- [Raw records]:
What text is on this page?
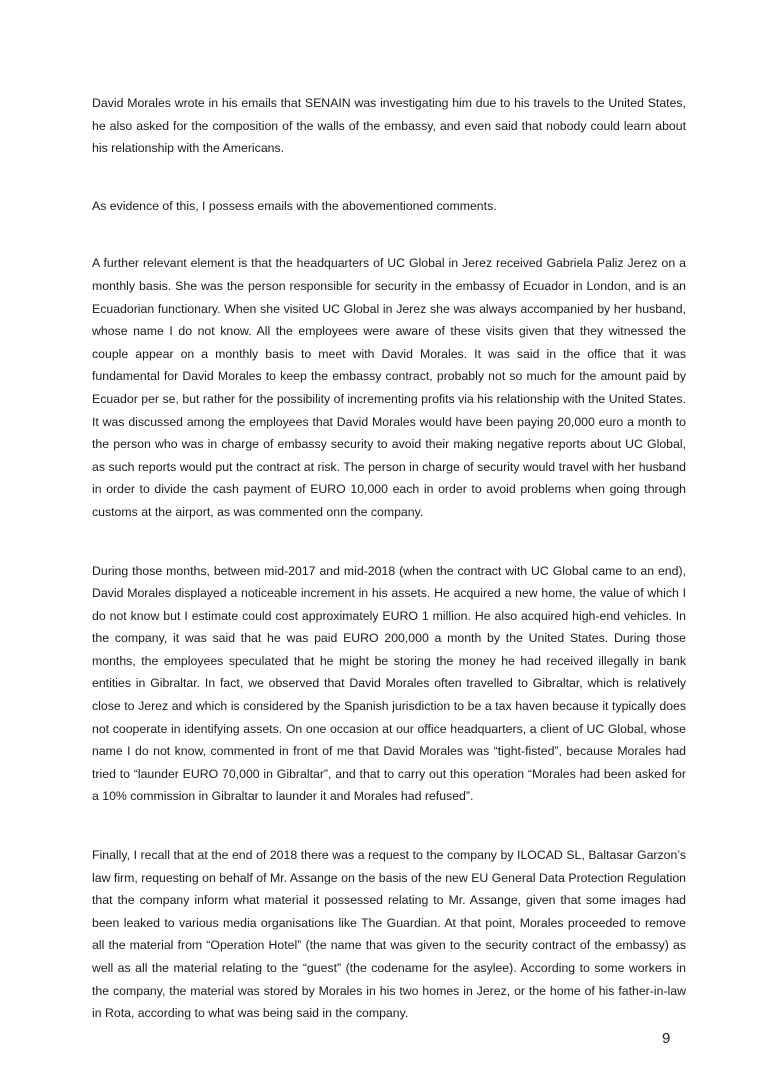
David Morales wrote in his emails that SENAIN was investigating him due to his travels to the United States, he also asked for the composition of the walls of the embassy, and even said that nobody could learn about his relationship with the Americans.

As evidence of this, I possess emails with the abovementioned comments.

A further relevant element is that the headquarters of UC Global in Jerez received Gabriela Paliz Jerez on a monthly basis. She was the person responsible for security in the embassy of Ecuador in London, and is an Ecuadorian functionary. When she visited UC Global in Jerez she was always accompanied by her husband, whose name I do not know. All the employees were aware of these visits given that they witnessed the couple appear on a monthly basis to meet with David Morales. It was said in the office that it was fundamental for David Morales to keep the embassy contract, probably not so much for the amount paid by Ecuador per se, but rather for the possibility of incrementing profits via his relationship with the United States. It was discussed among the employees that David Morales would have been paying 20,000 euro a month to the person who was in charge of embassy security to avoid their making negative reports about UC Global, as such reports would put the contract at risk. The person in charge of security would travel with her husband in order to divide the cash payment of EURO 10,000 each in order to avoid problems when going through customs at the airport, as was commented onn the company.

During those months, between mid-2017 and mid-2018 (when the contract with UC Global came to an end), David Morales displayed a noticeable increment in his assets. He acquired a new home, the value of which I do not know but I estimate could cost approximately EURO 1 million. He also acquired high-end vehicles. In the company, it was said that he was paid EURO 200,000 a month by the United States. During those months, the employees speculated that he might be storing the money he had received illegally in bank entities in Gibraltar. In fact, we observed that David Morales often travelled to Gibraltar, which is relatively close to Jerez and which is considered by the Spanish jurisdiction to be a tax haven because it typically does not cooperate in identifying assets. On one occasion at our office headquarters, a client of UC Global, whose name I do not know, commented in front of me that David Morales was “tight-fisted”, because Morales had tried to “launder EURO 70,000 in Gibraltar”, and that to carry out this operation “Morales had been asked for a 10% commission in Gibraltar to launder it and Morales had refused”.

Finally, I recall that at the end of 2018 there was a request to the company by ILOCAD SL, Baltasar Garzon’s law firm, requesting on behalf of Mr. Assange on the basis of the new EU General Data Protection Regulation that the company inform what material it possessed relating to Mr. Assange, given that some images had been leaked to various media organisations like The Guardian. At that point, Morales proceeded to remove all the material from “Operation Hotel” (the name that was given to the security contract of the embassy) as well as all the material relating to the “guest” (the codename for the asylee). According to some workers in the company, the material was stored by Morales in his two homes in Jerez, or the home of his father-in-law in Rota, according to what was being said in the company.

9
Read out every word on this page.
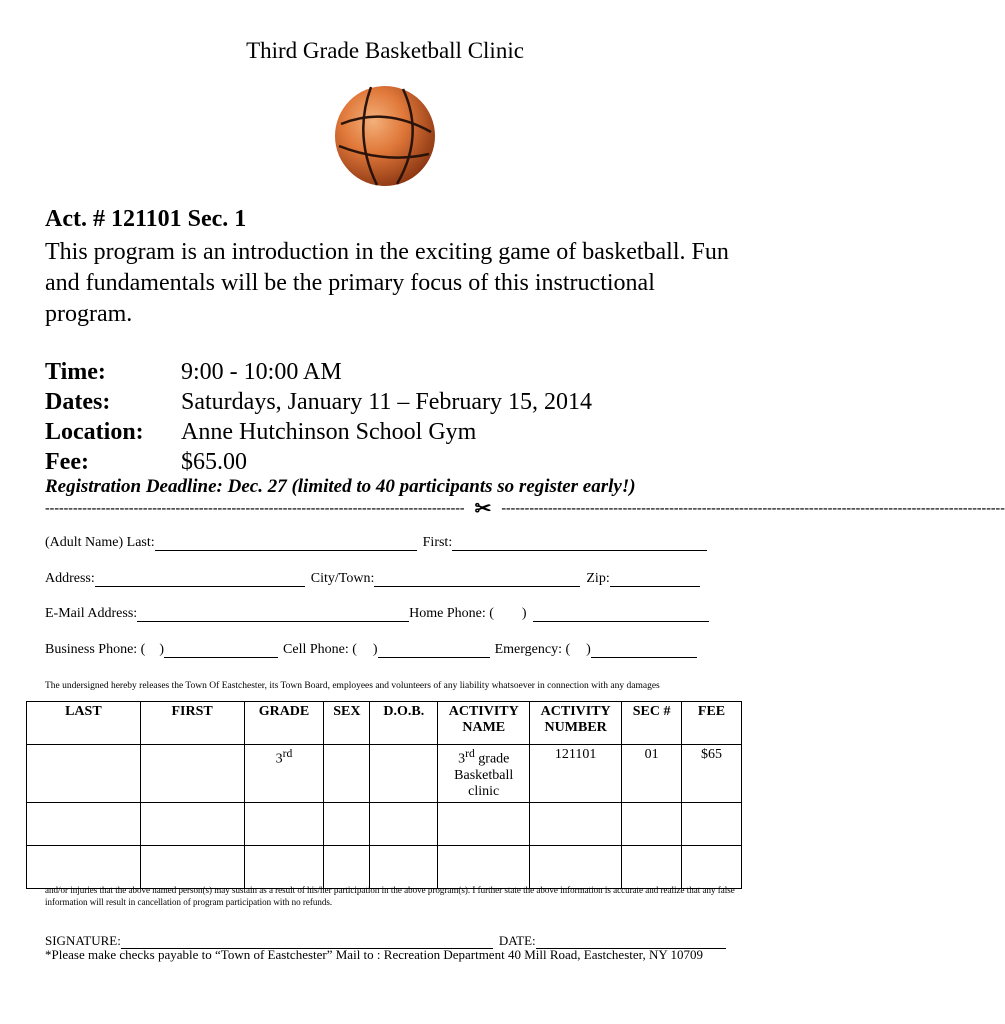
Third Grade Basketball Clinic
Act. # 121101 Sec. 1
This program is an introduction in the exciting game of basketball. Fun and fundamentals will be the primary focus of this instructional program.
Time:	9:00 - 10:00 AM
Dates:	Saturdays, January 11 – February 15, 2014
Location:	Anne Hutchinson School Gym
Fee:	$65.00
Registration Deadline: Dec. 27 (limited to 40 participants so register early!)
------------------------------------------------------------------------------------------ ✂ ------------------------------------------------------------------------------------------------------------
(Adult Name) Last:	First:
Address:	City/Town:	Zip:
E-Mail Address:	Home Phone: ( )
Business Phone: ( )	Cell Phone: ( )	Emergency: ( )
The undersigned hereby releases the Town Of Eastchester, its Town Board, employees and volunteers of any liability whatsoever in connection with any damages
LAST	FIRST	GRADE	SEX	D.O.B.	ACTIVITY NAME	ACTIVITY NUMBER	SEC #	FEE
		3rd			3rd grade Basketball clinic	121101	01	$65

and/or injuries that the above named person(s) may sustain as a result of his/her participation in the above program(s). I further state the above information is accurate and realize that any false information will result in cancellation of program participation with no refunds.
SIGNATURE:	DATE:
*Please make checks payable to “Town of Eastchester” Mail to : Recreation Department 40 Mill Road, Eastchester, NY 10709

--

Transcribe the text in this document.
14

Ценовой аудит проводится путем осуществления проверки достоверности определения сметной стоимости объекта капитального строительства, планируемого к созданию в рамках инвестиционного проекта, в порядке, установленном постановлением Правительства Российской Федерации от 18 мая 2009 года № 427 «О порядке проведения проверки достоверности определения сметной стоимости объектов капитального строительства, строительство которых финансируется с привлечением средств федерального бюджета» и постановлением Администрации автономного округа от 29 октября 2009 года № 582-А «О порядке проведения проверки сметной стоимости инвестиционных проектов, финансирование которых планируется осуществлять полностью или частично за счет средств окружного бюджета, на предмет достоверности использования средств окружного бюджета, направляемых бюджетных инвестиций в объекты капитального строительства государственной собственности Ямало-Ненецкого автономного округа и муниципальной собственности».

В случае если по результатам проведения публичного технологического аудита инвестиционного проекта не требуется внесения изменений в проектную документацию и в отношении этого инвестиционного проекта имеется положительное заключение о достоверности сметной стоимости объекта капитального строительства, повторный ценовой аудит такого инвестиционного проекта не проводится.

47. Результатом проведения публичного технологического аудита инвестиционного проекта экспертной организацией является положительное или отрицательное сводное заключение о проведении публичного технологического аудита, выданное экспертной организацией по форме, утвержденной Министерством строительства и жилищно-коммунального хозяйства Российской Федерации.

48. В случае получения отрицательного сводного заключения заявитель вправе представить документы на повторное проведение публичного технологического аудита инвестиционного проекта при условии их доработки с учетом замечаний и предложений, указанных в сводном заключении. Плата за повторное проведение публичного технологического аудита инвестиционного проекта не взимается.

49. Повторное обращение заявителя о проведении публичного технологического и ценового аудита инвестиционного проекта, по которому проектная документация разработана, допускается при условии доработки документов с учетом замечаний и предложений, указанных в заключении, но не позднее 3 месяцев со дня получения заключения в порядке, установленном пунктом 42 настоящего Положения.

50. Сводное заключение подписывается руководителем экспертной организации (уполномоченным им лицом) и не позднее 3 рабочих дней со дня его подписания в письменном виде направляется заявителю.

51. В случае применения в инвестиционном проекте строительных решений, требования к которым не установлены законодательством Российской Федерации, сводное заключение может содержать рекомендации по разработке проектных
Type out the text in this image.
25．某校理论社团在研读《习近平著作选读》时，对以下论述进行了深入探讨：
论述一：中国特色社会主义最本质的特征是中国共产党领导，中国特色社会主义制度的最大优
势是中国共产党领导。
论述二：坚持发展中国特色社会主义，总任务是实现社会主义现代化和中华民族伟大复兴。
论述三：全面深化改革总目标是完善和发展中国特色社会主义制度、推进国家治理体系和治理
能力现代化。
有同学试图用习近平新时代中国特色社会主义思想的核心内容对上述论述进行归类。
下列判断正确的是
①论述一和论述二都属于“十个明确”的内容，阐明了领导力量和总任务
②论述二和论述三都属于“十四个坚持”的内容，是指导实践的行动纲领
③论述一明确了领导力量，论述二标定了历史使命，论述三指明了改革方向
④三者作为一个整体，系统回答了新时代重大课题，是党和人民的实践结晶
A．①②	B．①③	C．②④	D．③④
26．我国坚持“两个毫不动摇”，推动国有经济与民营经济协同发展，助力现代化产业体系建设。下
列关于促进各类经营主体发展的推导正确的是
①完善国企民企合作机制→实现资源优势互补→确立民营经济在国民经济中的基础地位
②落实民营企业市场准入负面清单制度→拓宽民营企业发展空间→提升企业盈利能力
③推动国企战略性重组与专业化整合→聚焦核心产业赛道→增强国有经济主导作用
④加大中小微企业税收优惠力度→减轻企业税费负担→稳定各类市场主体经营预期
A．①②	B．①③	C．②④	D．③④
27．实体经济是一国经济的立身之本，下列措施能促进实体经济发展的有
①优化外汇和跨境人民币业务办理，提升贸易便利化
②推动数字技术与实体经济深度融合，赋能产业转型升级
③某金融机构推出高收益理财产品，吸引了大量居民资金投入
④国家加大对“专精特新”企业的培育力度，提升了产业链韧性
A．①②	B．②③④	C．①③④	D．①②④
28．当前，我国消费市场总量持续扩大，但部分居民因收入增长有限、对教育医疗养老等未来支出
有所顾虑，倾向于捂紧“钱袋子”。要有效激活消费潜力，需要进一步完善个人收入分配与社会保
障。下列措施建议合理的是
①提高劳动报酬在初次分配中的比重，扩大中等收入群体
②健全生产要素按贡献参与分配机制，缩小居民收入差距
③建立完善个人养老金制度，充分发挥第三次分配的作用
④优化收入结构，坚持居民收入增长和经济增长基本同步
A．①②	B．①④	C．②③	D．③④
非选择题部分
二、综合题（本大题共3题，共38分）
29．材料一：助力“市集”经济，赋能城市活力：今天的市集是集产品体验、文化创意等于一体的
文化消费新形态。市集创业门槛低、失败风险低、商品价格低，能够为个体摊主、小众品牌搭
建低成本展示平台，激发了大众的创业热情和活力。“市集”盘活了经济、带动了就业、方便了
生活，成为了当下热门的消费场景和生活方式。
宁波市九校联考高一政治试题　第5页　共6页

- [WHAT YOU NEED TO DO]:
Identify every line above with the string "Address" in it. Copy those lines.

- [RESPONSE TO THIS EXERCISE]:
Address:	City/Town:	Zip:
E-Mail Address:	Home Phone: ( )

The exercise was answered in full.